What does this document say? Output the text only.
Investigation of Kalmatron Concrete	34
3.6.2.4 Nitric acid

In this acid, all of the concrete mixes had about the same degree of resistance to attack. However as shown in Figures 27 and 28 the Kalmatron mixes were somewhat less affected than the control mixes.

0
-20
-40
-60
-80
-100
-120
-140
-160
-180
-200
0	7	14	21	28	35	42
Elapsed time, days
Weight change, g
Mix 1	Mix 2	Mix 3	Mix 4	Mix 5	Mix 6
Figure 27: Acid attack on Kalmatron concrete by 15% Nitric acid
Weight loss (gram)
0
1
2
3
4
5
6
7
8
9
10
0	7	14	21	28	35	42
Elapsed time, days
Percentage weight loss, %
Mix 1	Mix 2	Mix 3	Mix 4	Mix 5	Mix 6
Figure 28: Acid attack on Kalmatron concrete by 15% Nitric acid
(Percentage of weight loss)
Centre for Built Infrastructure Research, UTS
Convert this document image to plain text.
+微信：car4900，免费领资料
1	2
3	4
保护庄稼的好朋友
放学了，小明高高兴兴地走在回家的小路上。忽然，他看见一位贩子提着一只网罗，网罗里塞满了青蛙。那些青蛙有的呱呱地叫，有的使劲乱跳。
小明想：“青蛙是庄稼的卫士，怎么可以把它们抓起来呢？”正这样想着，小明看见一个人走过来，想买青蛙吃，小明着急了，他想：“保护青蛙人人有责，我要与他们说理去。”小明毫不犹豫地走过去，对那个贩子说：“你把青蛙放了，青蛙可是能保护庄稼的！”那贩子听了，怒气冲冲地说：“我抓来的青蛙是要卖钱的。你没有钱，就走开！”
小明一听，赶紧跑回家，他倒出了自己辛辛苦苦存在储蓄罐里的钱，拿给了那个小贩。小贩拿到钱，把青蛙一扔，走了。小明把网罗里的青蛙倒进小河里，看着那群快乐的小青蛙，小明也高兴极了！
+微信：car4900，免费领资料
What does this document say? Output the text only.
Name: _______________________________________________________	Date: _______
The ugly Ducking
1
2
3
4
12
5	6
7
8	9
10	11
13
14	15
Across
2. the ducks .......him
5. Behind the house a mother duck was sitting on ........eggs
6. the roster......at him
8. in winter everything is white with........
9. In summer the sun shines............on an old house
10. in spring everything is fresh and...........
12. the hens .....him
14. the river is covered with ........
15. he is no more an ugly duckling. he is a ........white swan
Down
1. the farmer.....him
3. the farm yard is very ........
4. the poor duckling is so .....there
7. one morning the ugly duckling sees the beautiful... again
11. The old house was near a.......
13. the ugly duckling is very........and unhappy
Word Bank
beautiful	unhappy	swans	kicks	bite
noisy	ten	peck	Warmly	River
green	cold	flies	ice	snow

== == ==

### [Goal]
Report how many lines of the entries hold the word "attack". Nothing else is needed.

### [Problem solution]
3